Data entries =
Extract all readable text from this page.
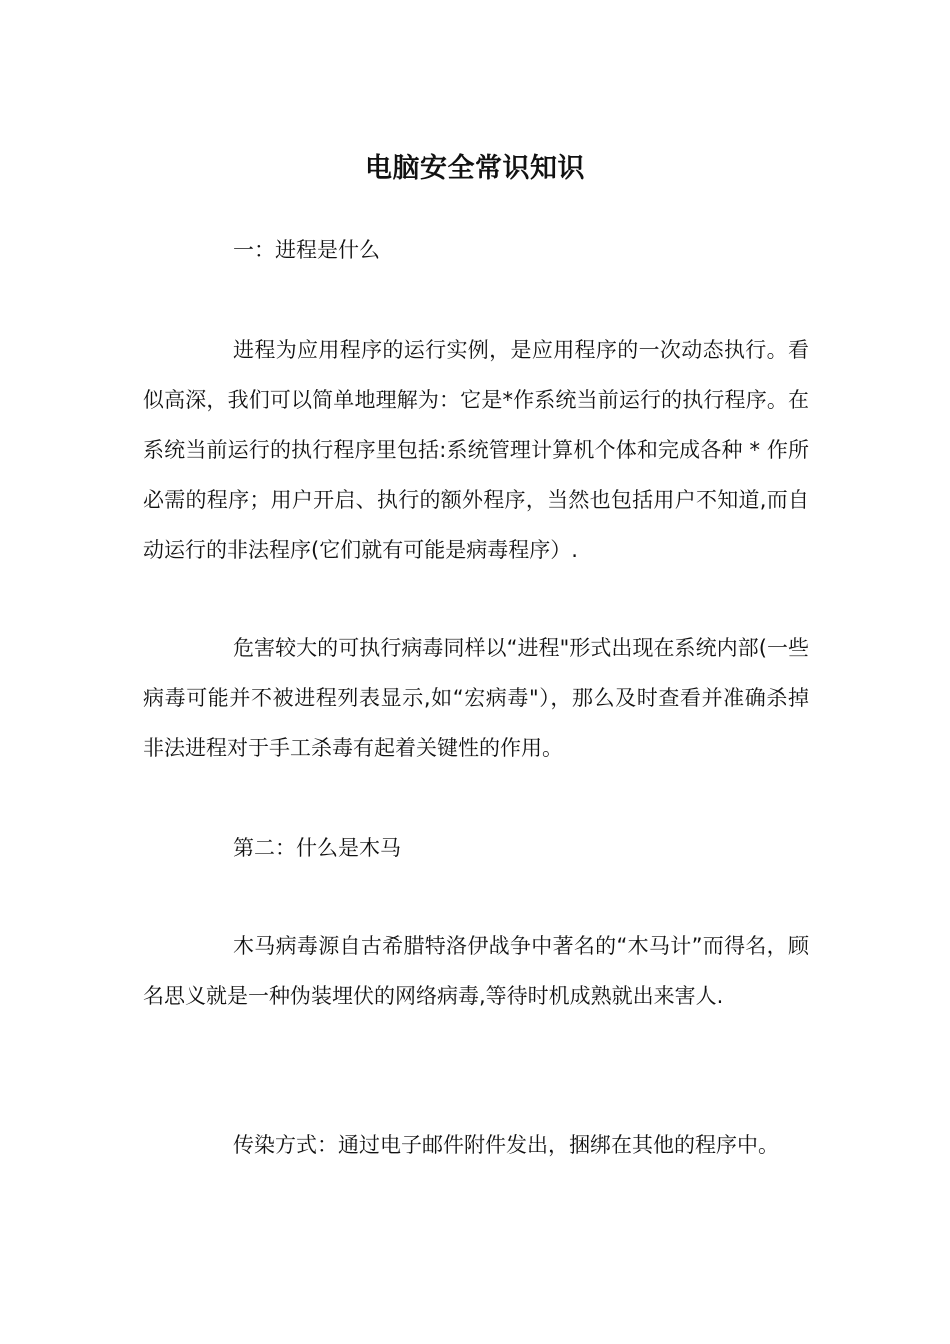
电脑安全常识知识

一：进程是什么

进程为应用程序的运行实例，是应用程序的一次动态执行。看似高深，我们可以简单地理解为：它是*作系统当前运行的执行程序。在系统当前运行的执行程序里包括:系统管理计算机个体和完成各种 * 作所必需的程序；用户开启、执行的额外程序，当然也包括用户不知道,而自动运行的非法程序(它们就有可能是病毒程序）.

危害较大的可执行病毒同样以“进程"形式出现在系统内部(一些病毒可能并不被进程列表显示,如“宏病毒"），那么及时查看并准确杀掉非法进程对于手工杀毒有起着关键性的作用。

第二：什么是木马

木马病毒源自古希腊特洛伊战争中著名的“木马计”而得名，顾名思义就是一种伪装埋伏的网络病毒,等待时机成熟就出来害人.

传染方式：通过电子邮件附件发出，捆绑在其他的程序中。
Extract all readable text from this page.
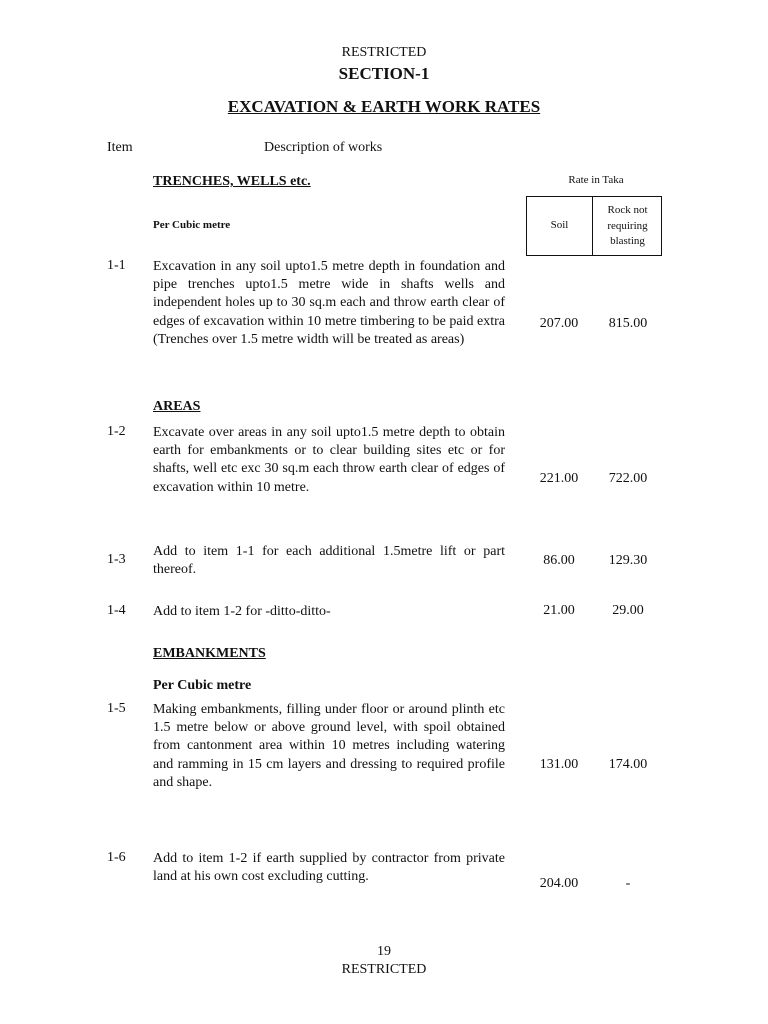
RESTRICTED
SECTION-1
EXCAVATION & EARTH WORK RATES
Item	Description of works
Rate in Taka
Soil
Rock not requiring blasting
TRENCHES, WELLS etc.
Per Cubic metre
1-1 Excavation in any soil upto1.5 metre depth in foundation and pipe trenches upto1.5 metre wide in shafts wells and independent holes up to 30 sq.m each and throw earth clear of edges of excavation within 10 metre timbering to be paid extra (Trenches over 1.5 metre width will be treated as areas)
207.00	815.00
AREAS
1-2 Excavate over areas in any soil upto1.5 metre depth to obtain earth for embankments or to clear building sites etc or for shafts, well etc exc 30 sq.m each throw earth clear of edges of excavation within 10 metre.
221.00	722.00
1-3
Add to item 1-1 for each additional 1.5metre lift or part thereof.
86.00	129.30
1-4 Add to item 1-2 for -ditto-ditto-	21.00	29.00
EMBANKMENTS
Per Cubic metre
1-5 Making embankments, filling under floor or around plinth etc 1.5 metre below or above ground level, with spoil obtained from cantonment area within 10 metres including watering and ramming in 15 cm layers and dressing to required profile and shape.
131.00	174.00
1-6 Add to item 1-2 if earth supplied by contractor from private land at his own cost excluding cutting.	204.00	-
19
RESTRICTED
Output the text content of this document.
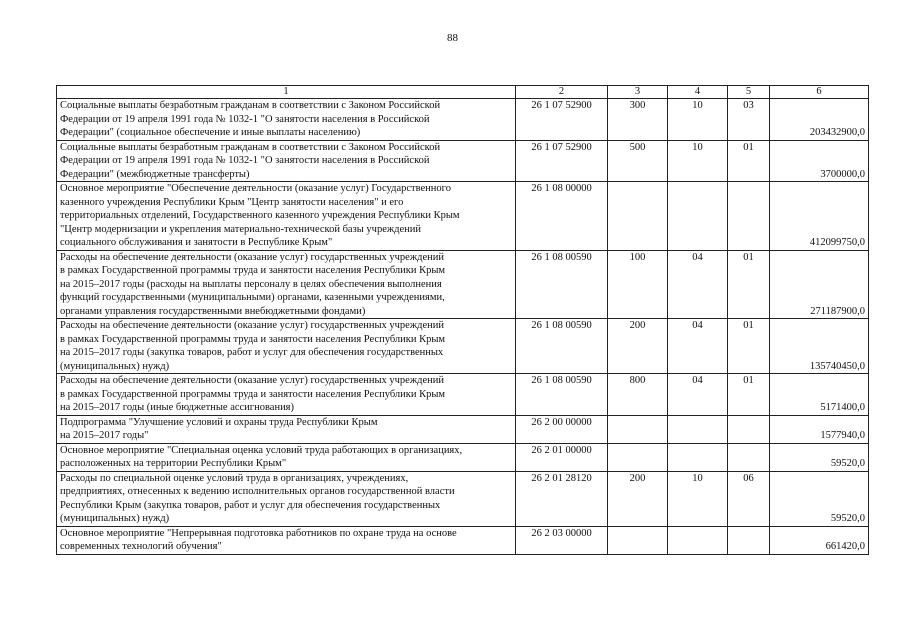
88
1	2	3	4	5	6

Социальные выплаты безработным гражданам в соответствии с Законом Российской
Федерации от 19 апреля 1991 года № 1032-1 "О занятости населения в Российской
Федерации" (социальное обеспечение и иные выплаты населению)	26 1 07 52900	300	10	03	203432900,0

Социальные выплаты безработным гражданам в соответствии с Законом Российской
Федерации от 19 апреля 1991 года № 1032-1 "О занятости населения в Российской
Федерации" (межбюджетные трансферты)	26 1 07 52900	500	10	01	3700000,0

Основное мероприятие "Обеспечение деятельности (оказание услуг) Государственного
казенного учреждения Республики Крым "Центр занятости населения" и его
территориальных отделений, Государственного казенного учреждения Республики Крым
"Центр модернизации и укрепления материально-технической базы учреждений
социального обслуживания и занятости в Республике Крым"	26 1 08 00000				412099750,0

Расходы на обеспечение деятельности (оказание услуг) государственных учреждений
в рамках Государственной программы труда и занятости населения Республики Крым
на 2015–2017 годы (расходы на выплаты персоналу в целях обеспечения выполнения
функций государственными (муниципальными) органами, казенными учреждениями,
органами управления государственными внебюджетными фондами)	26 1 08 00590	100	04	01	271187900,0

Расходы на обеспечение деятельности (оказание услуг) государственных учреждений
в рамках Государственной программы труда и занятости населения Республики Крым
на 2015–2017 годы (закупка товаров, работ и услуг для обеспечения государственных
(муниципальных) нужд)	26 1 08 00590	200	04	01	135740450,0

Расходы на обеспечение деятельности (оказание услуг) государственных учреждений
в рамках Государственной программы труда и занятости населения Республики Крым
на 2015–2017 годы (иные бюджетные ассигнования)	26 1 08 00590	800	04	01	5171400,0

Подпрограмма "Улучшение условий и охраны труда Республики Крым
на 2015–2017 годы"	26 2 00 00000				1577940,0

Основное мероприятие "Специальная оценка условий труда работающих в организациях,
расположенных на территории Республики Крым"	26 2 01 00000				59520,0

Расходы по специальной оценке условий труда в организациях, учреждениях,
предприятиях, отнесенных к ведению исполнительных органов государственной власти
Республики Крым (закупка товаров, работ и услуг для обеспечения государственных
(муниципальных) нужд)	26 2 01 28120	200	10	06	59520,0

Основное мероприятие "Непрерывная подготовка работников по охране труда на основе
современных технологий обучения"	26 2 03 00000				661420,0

* * *

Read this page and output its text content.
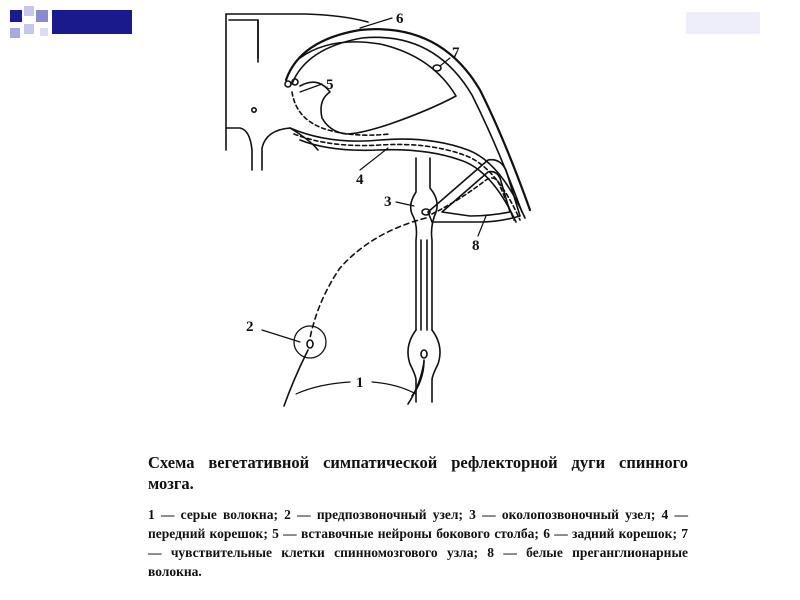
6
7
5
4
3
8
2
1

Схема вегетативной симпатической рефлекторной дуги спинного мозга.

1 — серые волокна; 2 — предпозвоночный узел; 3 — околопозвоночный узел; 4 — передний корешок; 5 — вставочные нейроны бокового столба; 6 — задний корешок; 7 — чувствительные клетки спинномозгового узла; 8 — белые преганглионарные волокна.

AIM = Which lines hold the word "Центр"? Copy all of them.

RESULT FOR THIS TASK =
казенного учреждения Республики Крым "Центр занятости населения" и его
"Центр модернизации и укрепления материально-технической базы учреждений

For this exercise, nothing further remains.